Text shown:
Listen: René Redzepi at the Kerrygold Ballymaloe Literary Festival of Food and Wine
René Redzepi flew into Cork on Friday. Waiting to present his passport at immigration, he was confronted with an intense, furrowed-brow stare from the man behind the glass.
Pause.
And then a question:
“What’s the world’s best chef doing in Ireland, then?”
When he told that story on stage at the Ballymaloe LitFest on Saturday morning, in conversation with John McKenna, the room erupted. Someone should have told him that he had truly made it in Cork, his face gracing the front of the Irish Examiner’s Weekend Magazine a few weeks ago – gazing into the middle distance like a the latter day saint he is for obsessive food lovers.
While the airy Cornstore might have been slightly more packed for Sunday’s Yotam Ottolenghi/Sami Tamimi/Ariana Bundy talk, the people in the audience for René were the influencers – restaurateurs, food writers, chefs, broadcasters – the people who are going to decide what you will have on your plate over the next few years. And the future is looking decidedly Noma-esque.[display_podcast]
During the on-stage interview René spoke of growing up between cultures. With a Danish mother and a Macedonian father, he spent summers with his father’s family in Macedonia, on a farm so rural that you had to go to town on a horse to make a phone call. The rest of the year he lived in urban Copenhagen amidst a “microwave-and-margarine” food culture. His path, since he started working in kitchens at 15, has included culinary touchstones like El Bulli and The French Laundry but he has foraged his own way into public consciousness with his Copenhagen restaurant Noma, voted best restaurant in the world in 2010, 2011, 2012 and 2014.

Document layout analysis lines
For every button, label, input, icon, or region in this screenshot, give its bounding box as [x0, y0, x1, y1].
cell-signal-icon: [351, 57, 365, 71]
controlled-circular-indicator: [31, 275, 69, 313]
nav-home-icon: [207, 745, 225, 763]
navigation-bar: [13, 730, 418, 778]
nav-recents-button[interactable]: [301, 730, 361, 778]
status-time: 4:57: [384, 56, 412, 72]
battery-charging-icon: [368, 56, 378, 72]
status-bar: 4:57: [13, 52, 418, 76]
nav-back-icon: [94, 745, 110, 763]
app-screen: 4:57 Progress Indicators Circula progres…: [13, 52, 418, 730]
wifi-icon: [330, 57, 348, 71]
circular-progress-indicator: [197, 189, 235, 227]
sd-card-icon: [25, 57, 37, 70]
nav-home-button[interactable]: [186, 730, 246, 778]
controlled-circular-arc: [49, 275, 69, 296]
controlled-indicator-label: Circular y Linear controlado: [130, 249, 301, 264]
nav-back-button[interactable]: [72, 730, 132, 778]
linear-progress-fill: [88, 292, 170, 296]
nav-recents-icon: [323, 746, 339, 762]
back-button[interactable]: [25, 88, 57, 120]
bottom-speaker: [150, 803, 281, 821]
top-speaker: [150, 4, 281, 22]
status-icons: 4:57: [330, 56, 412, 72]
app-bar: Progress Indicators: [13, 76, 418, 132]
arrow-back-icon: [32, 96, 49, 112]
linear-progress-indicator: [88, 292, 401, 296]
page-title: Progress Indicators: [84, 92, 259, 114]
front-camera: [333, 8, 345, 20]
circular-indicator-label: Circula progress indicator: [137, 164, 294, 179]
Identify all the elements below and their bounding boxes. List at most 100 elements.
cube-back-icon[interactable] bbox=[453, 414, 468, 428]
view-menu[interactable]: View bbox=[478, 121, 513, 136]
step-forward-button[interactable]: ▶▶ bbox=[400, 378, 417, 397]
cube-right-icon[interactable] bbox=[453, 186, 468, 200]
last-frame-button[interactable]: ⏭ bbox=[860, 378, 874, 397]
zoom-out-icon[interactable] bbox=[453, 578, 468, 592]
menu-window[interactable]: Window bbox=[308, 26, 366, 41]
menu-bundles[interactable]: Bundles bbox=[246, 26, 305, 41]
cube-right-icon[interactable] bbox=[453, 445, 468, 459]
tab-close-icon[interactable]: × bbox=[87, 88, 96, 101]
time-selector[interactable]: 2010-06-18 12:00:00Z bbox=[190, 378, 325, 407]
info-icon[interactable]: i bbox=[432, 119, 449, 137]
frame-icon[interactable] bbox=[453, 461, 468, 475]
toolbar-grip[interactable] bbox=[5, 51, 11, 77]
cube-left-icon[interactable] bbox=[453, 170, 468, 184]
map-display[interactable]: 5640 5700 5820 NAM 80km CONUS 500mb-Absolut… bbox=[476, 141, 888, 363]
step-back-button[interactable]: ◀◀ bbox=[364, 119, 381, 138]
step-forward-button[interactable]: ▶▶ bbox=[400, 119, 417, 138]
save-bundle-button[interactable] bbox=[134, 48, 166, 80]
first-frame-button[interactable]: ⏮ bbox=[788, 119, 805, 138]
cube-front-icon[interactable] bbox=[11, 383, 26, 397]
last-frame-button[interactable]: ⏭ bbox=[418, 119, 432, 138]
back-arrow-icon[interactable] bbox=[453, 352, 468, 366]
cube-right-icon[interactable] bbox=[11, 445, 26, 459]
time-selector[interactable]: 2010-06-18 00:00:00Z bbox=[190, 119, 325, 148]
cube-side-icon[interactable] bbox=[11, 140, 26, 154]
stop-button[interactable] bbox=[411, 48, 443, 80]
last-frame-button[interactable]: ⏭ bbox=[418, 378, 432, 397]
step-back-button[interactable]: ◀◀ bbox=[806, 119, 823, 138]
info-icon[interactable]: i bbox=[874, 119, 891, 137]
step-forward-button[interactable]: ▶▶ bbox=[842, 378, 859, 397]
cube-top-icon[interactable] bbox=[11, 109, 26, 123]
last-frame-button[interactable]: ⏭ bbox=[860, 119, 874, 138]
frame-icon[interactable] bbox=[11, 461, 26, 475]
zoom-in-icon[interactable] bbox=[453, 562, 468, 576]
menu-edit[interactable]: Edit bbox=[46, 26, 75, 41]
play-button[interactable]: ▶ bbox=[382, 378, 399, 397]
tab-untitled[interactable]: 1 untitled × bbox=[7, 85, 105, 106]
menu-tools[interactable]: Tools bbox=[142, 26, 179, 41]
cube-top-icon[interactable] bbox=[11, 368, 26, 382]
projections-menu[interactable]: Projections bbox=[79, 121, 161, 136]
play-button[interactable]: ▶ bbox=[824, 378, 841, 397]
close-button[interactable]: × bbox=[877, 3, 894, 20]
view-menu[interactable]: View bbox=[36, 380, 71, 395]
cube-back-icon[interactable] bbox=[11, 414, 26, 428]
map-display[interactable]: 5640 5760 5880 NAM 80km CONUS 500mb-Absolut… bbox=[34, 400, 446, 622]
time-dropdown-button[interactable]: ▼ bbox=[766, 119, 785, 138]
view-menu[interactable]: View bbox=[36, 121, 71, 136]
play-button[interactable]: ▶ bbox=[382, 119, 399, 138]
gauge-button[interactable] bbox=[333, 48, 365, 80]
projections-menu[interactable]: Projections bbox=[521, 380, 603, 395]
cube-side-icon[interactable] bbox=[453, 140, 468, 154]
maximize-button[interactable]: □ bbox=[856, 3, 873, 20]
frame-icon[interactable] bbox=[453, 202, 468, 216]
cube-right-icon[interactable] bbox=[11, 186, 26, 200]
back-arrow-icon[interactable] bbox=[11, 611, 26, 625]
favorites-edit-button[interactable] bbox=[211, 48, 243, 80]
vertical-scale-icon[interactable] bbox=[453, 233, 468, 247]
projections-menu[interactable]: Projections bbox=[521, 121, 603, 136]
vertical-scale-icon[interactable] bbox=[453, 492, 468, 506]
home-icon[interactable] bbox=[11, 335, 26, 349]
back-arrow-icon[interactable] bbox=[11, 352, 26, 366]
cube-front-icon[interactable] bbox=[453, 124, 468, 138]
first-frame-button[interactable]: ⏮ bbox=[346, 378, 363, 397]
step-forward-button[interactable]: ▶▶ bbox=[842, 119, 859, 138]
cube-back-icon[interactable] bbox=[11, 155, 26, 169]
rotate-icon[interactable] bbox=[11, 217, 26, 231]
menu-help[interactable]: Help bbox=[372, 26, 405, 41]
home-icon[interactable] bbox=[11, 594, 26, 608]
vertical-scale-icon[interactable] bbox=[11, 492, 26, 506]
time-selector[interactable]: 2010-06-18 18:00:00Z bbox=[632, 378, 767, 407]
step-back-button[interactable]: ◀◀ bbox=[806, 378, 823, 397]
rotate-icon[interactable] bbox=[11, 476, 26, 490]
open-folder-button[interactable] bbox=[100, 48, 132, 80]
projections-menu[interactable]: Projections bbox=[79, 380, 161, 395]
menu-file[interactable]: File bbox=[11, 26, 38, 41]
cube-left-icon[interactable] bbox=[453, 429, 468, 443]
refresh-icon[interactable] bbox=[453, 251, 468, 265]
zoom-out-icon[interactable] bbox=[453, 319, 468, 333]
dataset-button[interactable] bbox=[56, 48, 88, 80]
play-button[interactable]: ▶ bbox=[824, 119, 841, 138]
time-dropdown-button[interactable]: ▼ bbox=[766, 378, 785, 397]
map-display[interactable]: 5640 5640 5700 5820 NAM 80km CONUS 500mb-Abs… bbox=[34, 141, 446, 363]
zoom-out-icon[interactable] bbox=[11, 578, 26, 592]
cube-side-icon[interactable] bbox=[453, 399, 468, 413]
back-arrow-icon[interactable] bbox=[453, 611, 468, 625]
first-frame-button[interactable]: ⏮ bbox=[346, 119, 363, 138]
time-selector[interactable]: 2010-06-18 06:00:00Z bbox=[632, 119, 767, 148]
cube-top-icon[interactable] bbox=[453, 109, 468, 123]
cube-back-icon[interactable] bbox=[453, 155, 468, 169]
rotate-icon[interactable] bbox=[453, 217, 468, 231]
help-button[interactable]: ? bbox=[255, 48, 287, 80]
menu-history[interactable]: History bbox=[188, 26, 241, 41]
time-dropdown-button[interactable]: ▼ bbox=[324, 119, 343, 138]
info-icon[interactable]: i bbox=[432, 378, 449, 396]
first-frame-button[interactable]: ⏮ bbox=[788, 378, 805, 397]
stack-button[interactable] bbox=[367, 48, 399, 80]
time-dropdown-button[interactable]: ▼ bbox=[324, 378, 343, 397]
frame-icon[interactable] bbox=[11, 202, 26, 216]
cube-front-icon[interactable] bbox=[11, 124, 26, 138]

List of tasks:
**a)** According to the article about René Redzepi, in which years was Noma voted best restaurant in the world?
**b)** Continue the article about René Redzepi after its last sentence.

Answers for this exercise:
**a)** 2010, 2011, 2012 and 2014.

**b)**
All that, and the man still had time to spend cheerfully signing cookbooks and talking to the long line of people that waited after his event. We also nabbed him to participate in Ravenous: The Cookbook Chronicles, the fringe Big Shed event that Joe McNamee and I curated on Saturday. The worst cookbook he ever read? A book on Jewish cooking where the first recipe was for Challah bread with bacon. Not a success.
Then he strolled off – the world’s best chef – through the enthralled crowd, to go foraging in the Ballymaloe Cookery School grounds with Alys Fowler. His take on the festival?
I’ll recommend you visiting @Ballymaloe literary festival if you enjoy genuine hospitality and food – and lots of grand Irish people!!
— Rene Redzepi (@ReneRedzepiNoma) May 18, 2014
See you all back there next year: you will want to save the date for 15-17 May 2015.